Start SUPPLIED RECORDS

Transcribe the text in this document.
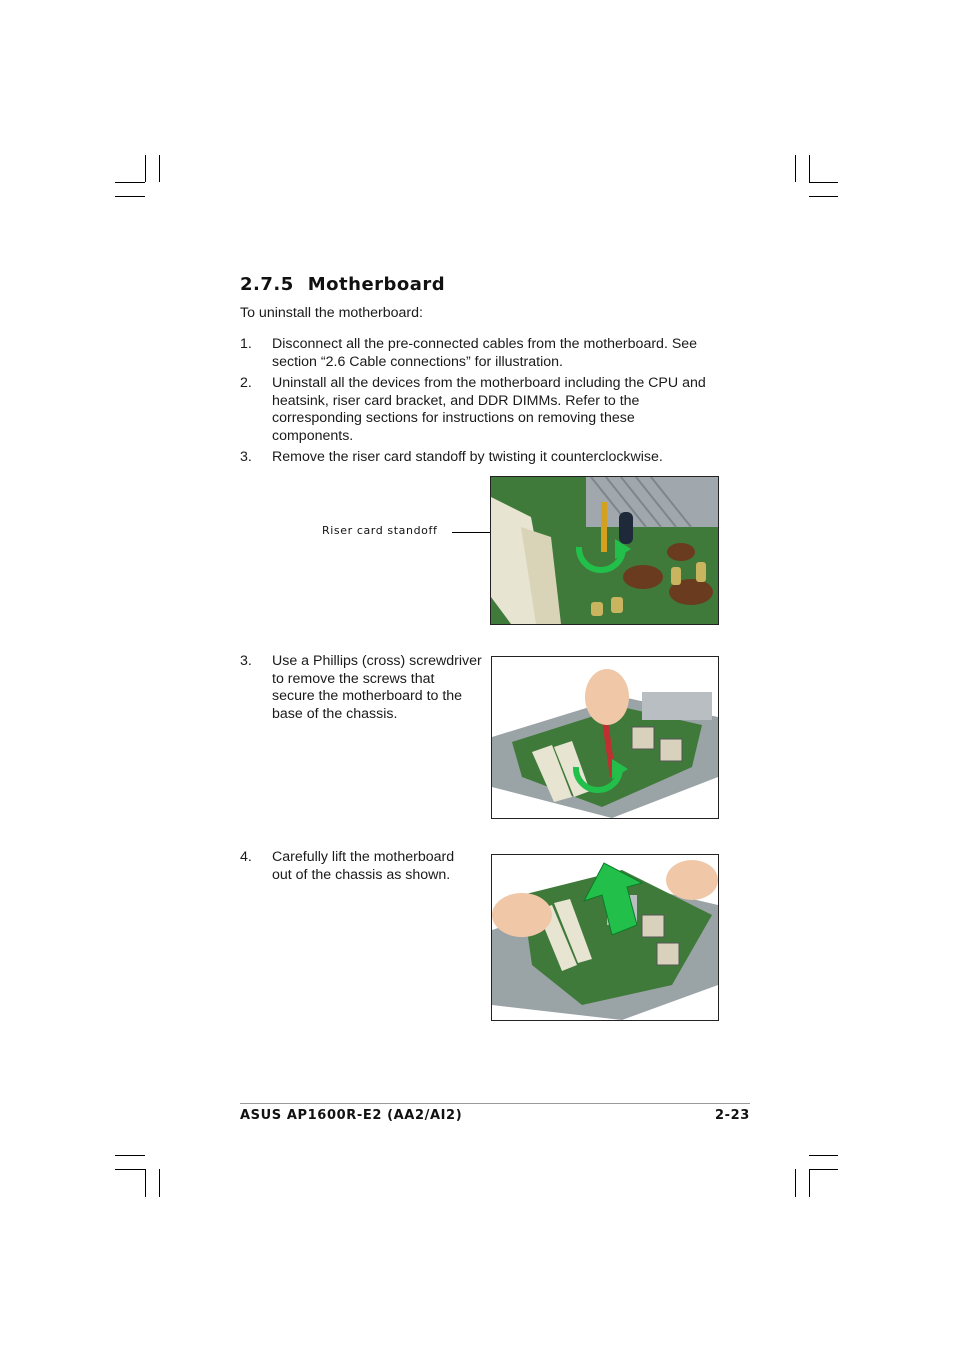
2.7.5 Motherboard
To uninstall the motherboard:
1. Disconnect all the pre-connected cables from the motherboard. See
section “2.6 Cable connections” for illustration.
2. Uninstall all the devices from the motherboard including the CPU and
heatsink, riser card bracket, and DDR DIMMs. Refer to the
corresponding sections for instructions on removing these
components.
3. Remove the riser card standoff by twisting it counterclockwise.
Riser card standoff
3. Use a Phillips (cross) screwdriver
to remove the screws that
secure the motherboard to the
base of the chassis.
4. Carefully lift the motherboard
out of the chassis as shown.
ASUS AP1600R-E2 (AA2/AI2)	2-23
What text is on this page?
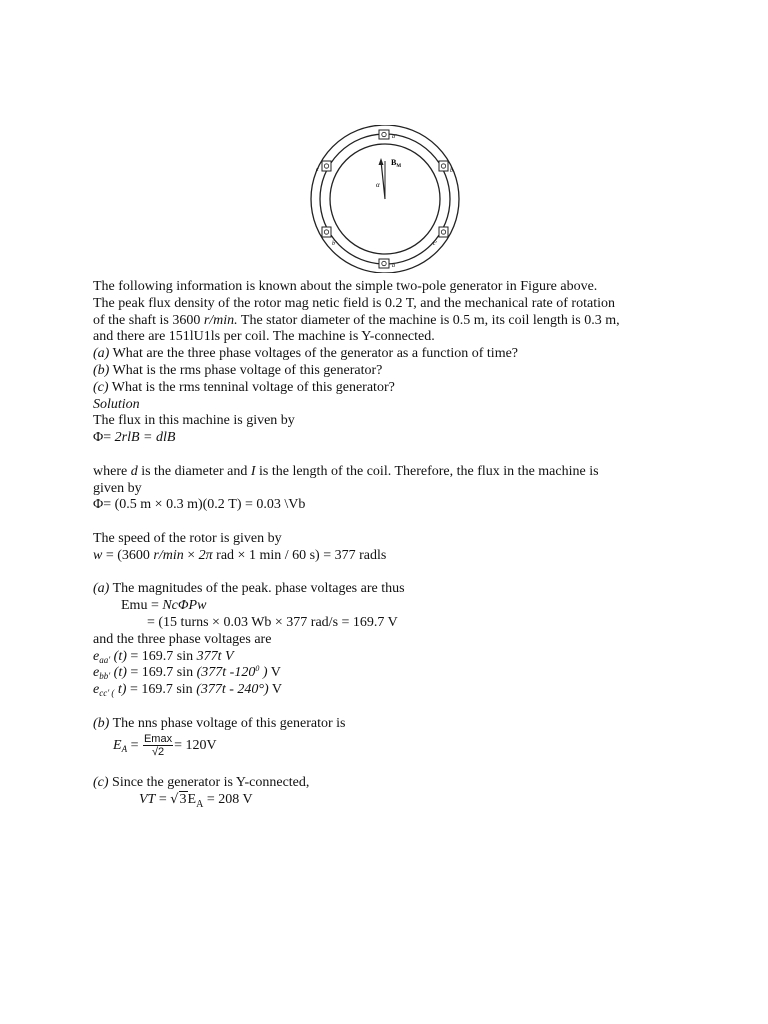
$B_M$
α
a'
a
b
c
b'	c'
The following information is known about the simple two-pole generator in Figure above.
The peak flux density of the rotor mag netic field is 0.2 T, and the mechanical rate of rotation
of the shaft is 3600 r/min. The stator diameter of the machine is 0.5 m, its coil length is 0.3 m,
and there are 151lU1ls per coil. The machine is Y-connected.
(a) What are the three phase voltages of the generator as a function of time?
(b) What is the rms phase voltage of this generator?
(c) What is the rms tenninal voltage of this generator?
Solution
The flux in this machine is given by
Φ= 2rlB = dlB
where d is the diameter and I is the length of the coil. Therefore, the flux in the machine is
given by
Φ= (0.5 m × 0.3 m)(0.2 T) = 0.03 \Vb
The speed of the rotor is given by
w = (3600 r/min × 2π rad × 1 min / 60 s) = 377 radls
(a) The magnitudes of the peak. phase voltages are thus
Emu = NcΦPw
= (15 turns × 0.03 Wb × 377 rad/s = 169.7 V
and the three phase voltages are
$e_{aa'}$ (t) = 169.7 sin 377t V
$e_{bb'}$ (t) = 169.7 sin (377t $-120^0$ ) V
$e_{cc' (}$ t) = 169.7 sin (377t - 240°) V
(b) The nns phase voltage of this generator is
$E_A = \frac{Emax}{√2} = 120V$
(c) Since the generator is Y-connected,
VT = $√3E_A = 208$ V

End SUPPLIED RECORDS

• _WHAT IS REQUIRED_: Gather up the lines containing the word "phase" from these records and copy them.

• _RESULT OF THE EXERCISE_:
(a) What are the three phase voltages of the generator as a function of time?
(b) What is the rms phase voltage of this generator?
(a) The magnitudes of the peak. phase voltages are thus
and the three phase voltages are
(b) The nns phase voltage of this generator is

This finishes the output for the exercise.